• **To be done**:
Copy the listing below with each occurrence of "data-point" replaced by "marker" and everything else unchanged. Leave the pictures out of your copy.

• **Records for the task**:

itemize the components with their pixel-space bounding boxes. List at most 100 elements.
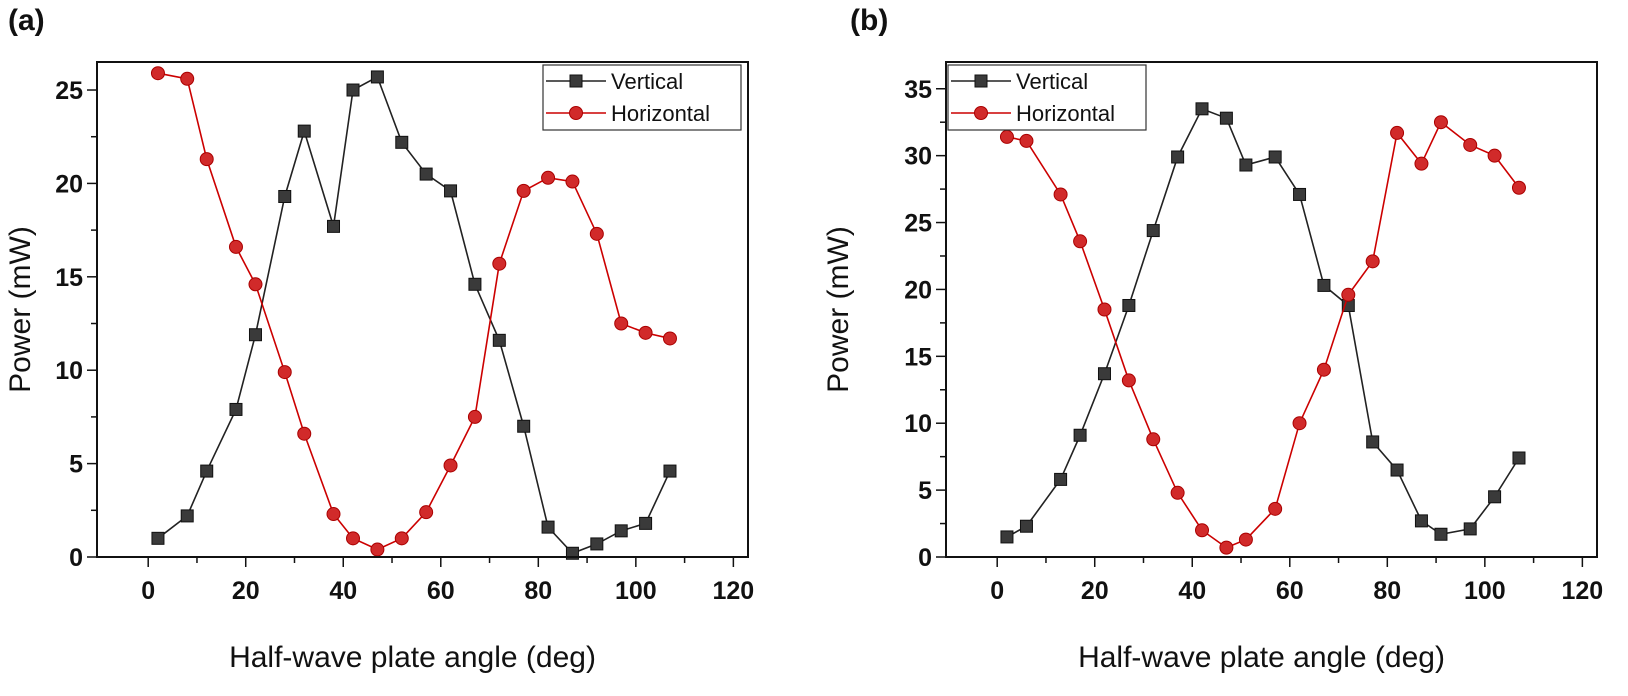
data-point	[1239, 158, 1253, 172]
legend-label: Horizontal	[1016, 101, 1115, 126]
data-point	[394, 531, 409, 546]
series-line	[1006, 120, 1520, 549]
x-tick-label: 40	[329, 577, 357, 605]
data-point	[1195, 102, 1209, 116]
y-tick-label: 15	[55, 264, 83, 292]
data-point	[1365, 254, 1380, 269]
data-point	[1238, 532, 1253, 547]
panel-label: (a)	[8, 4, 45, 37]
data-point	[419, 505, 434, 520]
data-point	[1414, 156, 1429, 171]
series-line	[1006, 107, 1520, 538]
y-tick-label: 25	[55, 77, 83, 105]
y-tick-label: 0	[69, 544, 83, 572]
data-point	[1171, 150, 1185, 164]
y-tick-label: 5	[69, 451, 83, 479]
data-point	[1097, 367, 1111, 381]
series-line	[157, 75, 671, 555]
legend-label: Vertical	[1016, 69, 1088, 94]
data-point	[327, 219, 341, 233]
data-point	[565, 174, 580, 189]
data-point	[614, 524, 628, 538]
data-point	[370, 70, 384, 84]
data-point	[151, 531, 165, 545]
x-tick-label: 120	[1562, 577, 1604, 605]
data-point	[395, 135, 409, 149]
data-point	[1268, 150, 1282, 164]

• **The solution**:
itemize the components with their pixel-space bounding boxes. List at most 100 elements.
marker	[1239, 158, 1253, 172]
legend-label: Horizontal	[1016, 101, 1115, 126]
marker	[394, 531, 409, 546]
series-line	[1006, 120, 1520, 549]
x-tick-label: 40	[329, 577, 357, 605]
marker	[1195, 102, 1209, 116]
y-tick-label: 15	[55, 264, 83, 292]
marker	[1365, 254, 1380, 269]
marker	[1238, 532, 1253, 547]
panel-label: (a)	[8, 4, 45, 37]
marker	[419, 505, 434, 520]
marker	[1414, 156, 1429, 171]
series-line	[1006, 107, 1520, 538]
y-tick-label: 25	[55, 77, 83, 105]
y-tick-label: 0	[69, 544, 83, 572]
marker	[1171, 150, 1185, 164]
y-tick-label: 5	[69, 451, 83, 479]
marker	[1097, 367, 1111, 381]
series-line	[157, 75, 671, 555]
legend-label: Vertical	[1016, 69, 1088, 94]
marker	[327, 219, 341, 233]
marker	[565, 174, 580, 189]
marker	[614, 524, 628, 538]
marker	[370, 70, 384, 84]
marker	[151, 531, 165, 545]
x-tick-label: 120	[1562, 577, 1604, 605]
marker	[395, 135, 409, 149]
marker	[1268, 150, 1282, 164]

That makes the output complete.